:: DATA RECORDS

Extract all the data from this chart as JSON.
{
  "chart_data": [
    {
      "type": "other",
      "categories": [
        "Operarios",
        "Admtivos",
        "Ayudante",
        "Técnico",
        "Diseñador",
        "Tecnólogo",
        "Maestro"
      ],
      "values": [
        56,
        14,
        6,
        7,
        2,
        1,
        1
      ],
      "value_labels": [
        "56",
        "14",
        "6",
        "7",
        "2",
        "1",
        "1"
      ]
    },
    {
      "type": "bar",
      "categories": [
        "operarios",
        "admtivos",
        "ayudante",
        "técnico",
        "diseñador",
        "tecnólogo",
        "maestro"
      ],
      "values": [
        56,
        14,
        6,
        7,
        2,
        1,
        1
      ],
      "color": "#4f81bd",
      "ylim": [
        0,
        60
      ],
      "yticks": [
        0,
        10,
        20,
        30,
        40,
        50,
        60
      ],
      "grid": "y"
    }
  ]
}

::::

_EXERCISE TASK_
Each line of the listing above should be output exactly.

_TASK SOLUTION_
Extract all the data from this chart as JSON.
{
  "chart_data": [
    {
      "type": "other",
      "categories": [
        "Operarios",
        "Admtivos",
        "Ayudante",
        "Técnico",
        "Diseñador",
        "Tecnólogo",
        "Maestro"
      ],
      "values": [
        56,
        14,
        6,
        7,
        2,
        1,
        1
      ],
      "value_labels": [
        "56",
        "14",
        "6",
        "7",
        "2",
        "1",
        "1"
      ]
    },
    {
      "type": "bar",
      "categories": [
        "operarios",
        "admtivos",
        "ayudante",
        "técnico",
        "diseñador",
        "tecnólogo",
        "maestro"
      ],
      "values": [
        56,
        14,
        6,
        7,
        2,
        1,
        1
      ],
      "color": "#4f81bd",
      "ylim": [
        0,
        60
      ],
      "yticks": [
        0,
        10,
        20,
        30,
        40,
        50,
        60
      ],
      "grid": "y"
    }
  ]
}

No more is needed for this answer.